Answer with a single number: the count of lines below that hold "selected".

Entries from a page text collection
##########

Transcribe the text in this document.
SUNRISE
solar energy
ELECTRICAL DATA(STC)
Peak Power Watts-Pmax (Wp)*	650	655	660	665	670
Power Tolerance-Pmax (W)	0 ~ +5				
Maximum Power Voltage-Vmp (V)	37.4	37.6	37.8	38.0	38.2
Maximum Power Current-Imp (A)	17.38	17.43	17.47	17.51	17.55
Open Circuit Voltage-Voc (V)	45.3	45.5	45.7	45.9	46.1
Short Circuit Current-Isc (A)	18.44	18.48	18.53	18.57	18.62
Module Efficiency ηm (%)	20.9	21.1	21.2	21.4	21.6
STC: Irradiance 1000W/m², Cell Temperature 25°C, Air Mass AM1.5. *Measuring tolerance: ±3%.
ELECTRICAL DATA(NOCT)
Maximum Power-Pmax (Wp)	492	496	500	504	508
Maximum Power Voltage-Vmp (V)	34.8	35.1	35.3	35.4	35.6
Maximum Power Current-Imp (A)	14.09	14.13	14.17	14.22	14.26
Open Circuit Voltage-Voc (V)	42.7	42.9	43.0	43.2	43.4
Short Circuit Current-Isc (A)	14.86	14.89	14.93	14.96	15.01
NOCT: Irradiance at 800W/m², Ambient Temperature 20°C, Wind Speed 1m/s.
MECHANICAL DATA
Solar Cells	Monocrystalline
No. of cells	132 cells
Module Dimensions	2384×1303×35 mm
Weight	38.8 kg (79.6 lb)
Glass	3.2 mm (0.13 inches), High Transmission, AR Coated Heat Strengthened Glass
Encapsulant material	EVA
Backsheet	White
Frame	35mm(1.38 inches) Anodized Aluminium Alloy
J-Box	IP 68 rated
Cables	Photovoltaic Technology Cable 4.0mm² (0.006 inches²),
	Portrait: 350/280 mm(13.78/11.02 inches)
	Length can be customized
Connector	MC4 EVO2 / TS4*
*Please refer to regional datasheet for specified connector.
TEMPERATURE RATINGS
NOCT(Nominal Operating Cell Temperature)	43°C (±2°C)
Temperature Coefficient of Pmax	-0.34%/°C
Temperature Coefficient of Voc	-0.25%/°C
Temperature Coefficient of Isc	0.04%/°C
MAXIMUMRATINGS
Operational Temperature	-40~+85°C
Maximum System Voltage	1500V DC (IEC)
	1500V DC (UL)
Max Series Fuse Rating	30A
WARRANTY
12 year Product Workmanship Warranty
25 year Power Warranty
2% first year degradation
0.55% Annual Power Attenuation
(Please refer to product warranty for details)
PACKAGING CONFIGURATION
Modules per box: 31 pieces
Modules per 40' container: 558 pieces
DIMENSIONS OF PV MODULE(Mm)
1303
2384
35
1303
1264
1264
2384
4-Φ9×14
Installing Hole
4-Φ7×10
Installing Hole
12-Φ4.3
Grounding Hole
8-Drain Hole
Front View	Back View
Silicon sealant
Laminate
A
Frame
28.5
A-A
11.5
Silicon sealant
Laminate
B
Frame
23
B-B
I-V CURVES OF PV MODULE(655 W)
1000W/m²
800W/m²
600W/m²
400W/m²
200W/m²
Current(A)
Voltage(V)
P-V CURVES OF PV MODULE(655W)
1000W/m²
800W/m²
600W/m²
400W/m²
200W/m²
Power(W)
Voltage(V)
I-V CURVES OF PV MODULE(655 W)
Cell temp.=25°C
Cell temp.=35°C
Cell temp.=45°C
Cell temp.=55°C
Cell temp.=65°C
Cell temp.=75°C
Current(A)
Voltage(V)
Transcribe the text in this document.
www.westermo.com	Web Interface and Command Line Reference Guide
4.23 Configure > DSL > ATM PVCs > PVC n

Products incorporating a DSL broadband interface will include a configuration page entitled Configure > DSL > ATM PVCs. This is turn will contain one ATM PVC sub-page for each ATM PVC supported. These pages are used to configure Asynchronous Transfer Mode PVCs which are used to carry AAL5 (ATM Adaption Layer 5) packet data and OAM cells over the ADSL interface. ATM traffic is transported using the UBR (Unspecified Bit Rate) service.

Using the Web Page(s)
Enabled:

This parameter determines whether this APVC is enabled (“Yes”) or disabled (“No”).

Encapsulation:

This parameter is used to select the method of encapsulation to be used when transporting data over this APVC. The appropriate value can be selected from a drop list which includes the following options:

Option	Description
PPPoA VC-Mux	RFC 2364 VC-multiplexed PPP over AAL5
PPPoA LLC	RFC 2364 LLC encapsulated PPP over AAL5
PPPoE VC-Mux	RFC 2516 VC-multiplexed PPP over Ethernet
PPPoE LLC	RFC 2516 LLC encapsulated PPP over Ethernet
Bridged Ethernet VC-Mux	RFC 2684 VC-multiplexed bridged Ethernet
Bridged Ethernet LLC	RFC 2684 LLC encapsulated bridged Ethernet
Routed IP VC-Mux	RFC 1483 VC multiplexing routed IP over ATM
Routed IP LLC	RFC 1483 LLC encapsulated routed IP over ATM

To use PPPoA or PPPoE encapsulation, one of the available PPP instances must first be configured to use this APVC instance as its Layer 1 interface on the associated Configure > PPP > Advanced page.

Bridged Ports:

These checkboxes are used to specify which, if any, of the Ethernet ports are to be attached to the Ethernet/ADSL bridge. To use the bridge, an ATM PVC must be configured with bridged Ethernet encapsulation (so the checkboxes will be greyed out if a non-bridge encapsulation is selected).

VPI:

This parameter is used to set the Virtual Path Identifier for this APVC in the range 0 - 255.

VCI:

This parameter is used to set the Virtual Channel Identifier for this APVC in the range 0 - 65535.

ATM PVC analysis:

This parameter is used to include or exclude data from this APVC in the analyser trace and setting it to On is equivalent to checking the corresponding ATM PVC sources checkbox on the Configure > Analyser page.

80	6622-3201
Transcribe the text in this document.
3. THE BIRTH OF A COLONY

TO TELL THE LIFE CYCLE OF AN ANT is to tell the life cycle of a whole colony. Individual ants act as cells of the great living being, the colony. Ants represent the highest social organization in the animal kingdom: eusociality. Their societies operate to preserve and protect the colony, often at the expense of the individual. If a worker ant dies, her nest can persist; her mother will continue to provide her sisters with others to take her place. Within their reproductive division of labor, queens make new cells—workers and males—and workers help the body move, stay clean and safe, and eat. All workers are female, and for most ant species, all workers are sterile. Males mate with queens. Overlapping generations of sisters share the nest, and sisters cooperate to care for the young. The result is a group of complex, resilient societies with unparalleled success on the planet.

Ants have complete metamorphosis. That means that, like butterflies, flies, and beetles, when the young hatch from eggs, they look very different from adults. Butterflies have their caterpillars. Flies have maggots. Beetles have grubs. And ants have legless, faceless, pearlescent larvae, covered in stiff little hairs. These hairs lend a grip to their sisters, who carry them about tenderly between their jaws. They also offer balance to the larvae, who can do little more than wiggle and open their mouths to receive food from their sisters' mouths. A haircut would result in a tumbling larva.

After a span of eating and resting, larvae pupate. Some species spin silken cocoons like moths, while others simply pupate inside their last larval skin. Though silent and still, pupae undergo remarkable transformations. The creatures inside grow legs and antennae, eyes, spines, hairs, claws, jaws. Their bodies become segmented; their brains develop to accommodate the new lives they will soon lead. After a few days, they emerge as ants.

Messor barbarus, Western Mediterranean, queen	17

##########

RESULT FOR THIS EXERCISE
2